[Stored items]
** Begin **

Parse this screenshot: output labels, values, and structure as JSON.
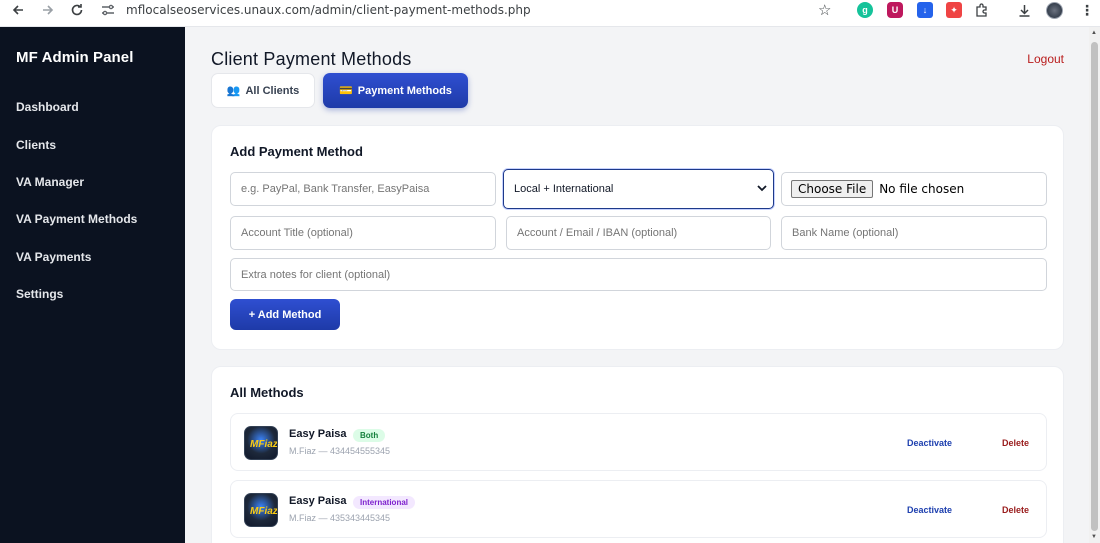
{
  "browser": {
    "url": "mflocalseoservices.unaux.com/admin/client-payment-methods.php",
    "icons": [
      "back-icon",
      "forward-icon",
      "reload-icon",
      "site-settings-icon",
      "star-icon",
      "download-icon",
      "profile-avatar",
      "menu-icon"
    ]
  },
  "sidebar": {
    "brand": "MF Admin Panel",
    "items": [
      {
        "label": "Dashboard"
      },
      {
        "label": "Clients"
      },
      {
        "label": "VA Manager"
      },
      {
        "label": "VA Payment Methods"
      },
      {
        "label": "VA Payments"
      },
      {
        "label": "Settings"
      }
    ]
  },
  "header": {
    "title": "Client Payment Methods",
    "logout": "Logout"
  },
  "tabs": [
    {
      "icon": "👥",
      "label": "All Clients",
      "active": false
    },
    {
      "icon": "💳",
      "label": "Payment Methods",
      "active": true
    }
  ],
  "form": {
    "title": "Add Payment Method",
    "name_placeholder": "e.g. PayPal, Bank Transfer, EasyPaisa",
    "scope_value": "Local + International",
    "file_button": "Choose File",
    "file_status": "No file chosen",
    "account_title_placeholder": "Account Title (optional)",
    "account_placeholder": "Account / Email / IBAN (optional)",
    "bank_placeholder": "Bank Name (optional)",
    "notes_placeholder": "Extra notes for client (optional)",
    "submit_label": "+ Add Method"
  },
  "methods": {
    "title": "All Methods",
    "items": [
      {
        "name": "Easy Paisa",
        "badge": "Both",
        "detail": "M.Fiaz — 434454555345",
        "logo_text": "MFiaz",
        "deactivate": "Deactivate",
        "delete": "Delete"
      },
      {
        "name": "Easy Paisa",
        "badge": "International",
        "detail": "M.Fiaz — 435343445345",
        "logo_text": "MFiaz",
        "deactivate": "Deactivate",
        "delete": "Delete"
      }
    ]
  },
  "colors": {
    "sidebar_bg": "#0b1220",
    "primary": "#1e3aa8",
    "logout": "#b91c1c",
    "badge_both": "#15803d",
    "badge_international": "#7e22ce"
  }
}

** End **
** Begin **

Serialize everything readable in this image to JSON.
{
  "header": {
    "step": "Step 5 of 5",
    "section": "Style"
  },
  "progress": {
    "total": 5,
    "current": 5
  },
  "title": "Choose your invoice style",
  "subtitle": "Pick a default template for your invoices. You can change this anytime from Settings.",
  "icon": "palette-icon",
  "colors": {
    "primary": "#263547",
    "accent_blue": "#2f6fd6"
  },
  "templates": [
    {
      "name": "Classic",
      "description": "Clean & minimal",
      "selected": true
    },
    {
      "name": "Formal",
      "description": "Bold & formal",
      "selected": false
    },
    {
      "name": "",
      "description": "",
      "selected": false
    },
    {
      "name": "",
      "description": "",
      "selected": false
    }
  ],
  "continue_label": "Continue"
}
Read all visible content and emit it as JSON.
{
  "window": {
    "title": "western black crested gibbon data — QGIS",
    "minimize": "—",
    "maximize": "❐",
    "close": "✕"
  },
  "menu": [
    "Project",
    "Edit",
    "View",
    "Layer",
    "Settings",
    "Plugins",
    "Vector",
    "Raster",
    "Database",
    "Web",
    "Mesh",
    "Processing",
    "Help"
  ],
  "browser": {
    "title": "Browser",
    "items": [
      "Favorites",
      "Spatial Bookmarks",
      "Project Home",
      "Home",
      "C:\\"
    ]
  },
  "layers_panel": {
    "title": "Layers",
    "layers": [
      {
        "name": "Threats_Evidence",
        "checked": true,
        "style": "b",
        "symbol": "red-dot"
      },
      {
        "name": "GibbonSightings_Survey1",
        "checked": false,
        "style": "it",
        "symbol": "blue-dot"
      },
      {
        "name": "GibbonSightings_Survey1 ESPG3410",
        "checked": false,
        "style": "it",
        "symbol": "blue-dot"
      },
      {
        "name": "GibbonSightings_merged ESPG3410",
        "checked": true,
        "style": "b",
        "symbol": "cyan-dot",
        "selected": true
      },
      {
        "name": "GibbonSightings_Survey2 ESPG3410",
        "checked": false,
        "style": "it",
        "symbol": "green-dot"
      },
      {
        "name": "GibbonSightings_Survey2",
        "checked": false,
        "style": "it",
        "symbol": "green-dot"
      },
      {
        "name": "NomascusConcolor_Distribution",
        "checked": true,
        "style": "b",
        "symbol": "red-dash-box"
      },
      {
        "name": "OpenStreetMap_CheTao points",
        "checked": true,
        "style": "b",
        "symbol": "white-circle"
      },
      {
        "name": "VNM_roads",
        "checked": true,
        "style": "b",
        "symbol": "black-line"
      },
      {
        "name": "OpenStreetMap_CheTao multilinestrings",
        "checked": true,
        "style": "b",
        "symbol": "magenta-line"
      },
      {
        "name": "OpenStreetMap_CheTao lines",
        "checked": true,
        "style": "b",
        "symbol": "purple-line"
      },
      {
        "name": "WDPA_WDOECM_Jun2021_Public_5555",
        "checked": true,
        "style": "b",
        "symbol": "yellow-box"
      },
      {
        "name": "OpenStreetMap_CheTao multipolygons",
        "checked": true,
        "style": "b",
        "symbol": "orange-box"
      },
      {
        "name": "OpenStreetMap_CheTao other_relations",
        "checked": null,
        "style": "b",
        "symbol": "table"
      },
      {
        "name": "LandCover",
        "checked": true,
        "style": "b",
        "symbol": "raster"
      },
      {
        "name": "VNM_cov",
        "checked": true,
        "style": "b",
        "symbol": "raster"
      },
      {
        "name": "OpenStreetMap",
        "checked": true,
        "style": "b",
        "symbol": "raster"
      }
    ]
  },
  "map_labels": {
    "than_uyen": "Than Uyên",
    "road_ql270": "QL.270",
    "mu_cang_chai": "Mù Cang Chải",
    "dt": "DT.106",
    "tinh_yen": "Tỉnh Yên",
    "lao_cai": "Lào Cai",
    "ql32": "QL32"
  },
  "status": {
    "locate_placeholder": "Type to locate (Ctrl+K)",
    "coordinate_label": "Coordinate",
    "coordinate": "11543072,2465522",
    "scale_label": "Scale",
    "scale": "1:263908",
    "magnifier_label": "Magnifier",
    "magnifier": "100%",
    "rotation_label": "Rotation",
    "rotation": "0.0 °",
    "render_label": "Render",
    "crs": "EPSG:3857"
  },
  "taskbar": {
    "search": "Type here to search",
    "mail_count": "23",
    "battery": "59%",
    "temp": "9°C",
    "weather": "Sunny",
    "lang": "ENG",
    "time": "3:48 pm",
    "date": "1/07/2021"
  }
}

** End **

» Given instruction
Make a tally of the lines in this data that include the string "Account", and answer with that tally alone.

» The completed task
2